**PROMPT A**
In the discussion of the robot laws, translate this sentence into Spanish: "The robot has to decide how to obey the 2nd law."
**PROMPT B**
From the discussion of the robot laws, retype the passage starting with "The books discus" and going on through "October 2007 (UTC)".
**** TEXT
The 2nd law doesn't require any and all orders to be obeyed. The robot has to decide how to obey the 2nd law. If it is my robot, then my orders would generally take precedence, although there would be exceptions, police and other emergency workers could override my commands. --RLent (talk) 19:31, 9 July 2008 (UTC)
The books discus 'potentials' of the laws, a casually given 'request' would be over ruled by a direct imperative order. If both were given with equal importance, if it had been made clear to the robot who was senior, then it would probably apologise and say that the other order took presidence if there was no hierarchy to follow then the robot would probably ask for clarification and ask to explicitly be ordered to follow a different instruction. These robots are relativity's advanced so won't lock up on a minor issue like this, two humans shouting the odds over what would do more harm to a human would potential cause failure. --Nate1481( t/c) 11:16, 17 October 2007 (UTC)
********
**** SUPPLIED DATA
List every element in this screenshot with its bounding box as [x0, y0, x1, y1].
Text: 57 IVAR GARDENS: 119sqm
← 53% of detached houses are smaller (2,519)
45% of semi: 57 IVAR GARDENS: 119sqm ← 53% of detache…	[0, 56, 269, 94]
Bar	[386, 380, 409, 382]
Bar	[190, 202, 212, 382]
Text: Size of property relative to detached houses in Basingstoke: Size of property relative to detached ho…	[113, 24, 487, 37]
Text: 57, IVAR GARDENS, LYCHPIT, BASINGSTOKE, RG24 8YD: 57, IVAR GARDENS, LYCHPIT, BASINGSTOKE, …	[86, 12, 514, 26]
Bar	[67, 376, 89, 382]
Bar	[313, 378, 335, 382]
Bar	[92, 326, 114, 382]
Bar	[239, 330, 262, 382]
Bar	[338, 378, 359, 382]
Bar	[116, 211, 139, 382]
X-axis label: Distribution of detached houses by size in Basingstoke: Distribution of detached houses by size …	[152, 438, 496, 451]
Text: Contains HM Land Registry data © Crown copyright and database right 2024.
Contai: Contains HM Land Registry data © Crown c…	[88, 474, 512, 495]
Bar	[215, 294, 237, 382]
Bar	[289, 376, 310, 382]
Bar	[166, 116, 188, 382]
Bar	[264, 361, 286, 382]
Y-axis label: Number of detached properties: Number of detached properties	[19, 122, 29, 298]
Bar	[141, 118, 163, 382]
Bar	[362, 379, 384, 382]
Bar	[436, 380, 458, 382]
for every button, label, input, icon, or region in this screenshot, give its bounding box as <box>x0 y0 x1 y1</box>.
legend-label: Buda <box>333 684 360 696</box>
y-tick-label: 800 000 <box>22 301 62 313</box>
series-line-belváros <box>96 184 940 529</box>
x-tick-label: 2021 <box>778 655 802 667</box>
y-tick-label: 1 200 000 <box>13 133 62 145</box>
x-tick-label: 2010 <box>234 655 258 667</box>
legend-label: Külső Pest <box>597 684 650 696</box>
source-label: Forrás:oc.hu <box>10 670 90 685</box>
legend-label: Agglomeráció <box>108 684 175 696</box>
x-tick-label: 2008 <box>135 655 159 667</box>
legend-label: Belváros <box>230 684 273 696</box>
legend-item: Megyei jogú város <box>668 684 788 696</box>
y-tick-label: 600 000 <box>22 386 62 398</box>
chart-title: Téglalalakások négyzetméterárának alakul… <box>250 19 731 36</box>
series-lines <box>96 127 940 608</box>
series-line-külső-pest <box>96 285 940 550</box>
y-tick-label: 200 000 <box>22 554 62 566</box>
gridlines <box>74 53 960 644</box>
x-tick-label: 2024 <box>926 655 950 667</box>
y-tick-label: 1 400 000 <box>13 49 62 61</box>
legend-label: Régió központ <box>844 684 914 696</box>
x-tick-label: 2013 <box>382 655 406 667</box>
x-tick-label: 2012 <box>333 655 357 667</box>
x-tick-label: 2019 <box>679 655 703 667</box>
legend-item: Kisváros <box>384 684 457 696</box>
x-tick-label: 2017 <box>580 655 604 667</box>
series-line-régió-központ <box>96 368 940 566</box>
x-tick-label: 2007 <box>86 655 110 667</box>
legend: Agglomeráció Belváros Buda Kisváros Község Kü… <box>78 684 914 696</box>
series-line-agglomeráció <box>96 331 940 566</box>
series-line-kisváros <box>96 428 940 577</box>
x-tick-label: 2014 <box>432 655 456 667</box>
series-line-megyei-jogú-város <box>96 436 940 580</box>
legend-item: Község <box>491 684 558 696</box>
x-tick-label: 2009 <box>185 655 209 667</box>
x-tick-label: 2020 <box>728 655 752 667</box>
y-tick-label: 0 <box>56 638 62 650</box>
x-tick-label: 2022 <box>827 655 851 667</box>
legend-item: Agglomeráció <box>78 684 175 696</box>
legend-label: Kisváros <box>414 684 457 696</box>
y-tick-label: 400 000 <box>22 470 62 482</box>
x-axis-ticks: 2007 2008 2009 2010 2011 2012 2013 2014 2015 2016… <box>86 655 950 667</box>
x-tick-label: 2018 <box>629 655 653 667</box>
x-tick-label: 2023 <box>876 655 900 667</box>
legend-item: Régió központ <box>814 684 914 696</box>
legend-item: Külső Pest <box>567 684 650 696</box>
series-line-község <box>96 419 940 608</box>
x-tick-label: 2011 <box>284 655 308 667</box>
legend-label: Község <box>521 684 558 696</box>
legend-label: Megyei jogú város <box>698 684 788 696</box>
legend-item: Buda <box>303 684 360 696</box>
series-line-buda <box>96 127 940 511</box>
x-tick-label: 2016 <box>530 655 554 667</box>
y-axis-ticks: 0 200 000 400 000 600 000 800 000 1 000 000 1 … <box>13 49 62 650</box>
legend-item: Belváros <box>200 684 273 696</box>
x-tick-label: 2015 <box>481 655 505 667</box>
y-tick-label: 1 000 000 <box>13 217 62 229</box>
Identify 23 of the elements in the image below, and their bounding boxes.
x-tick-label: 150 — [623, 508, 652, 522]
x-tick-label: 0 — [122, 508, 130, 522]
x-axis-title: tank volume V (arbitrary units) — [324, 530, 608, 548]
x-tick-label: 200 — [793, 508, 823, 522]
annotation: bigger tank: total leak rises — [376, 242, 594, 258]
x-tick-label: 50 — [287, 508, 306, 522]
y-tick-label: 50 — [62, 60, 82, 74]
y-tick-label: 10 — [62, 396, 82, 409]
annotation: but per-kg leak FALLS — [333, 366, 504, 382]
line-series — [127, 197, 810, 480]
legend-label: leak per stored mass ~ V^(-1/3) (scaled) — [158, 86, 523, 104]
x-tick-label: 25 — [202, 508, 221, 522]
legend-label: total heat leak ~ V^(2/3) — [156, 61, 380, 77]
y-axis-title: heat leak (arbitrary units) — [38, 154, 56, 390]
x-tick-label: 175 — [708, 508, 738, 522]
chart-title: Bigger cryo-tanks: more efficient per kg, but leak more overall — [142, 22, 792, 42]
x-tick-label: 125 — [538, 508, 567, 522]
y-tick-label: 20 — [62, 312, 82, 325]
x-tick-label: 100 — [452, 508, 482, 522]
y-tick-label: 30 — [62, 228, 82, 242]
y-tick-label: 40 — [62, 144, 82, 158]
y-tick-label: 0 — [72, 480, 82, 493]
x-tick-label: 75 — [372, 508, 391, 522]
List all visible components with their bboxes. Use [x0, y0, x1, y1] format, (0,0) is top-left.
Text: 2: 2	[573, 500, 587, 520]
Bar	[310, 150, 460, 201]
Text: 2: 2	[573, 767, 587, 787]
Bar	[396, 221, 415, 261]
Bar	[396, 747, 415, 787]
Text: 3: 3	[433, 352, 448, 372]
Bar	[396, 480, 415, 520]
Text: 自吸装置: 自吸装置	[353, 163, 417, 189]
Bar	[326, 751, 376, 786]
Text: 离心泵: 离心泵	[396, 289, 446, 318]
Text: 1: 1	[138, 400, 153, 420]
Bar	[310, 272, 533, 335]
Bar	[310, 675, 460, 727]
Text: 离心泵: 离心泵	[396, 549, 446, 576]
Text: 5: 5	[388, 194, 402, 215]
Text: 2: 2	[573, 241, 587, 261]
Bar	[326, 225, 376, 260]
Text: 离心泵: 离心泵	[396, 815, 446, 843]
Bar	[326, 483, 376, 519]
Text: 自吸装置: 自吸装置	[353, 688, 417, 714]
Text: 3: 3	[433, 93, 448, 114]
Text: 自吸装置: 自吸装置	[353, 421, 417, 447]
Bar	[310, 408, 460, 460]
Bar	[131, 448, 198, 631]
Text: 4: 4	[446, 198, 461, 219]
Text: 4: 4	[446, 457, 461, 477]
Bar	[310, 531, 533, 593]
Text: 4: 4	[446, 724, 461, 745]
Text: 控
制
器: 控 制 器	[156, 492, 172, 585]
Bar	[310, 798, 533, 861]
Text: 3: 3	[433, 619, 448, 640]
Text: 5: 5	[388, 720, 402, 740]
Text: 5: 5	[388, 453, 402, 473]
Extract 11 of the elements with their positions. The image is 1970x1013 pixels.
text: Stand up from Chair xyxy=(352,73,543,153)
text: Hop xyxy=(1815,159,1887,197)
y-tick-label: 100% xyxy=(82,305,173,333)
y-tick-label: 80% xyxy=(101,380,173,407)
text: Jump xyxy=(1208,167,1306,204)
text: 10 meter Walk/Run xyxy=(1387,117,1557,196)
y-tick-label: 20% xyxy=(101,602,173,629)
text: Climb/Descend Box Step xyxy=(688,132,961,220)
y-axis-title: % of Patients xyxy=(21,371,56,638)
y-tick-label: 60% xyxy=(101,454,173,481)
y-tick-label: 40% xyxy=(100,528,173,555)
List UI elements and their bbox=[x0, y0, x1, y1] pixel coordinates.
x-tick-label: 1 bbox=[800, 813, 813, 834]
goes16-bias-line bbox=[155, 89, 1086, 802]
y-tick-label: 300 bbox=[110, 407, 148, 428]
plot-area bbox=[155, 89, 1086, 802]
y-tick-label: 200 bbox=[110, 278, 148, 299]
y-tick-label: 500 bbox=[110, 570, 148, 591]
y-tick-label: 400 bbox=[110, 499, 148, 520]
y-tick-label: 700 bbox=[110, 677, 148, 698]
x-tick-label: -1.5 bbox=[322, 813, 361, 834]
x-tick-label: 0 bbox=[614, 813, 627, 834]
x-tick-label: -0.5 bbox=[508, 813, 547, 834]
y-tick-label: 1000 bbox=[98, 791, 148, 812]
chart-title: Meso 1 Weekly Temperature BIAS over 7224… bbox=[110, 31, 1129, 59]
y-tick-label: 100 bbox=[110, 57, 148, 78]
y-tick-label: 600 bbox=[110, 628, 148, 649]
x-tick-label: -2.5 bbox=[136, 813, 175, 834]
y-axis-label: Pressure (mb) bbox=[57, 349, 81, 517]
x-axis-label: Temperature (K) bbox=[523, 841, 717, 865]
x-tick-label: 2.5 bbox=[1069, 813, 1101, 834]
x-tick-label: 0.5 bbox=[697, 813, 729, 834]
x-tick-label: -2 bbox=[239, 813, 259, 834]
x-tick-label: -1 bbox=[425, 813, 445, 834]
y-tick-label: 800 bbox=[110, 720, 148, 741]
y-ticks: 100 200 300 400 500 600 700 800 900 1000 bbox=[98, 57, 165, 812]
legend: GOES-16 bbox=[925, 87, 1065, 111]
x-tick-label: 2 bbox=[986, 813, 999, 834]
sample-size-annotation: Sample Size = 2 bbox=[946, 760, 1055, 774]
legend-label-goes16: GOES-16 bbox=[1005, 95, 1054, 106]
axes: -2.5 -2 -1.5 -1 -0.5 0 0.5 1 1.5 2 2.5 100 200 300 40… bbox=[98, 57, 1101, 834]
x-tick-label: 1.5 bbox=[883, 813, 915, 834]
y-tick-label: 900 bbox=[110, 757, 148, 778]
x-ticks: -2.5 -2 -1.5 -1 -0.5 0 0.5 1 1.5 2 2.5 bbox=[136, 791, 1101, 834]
********
**TASK OUTPUT A**
El robot tiene que decidir cómo obedecer la segunda ley.

**TASK OUTPUT B**
The books discus 'potentials' of the laws, a casually given 'request' would be over ruled by a direct imperative order. If both were given with equal importance, if it had been made clear to the robot who was senior, then it would probably apologise and say that the other order took presidence if there was no hierarchy to follow then the robot would probably ask for clarification and ask to explicitly be ordered to follow a different instruction. These robots are relativity's advanced so won't lock up on a minor issue like this, two humans shouting the odds over what would do more harm to a human would potential cause failure. --Nate1481( t/c) 11:16, 17 October 2007 (UTC)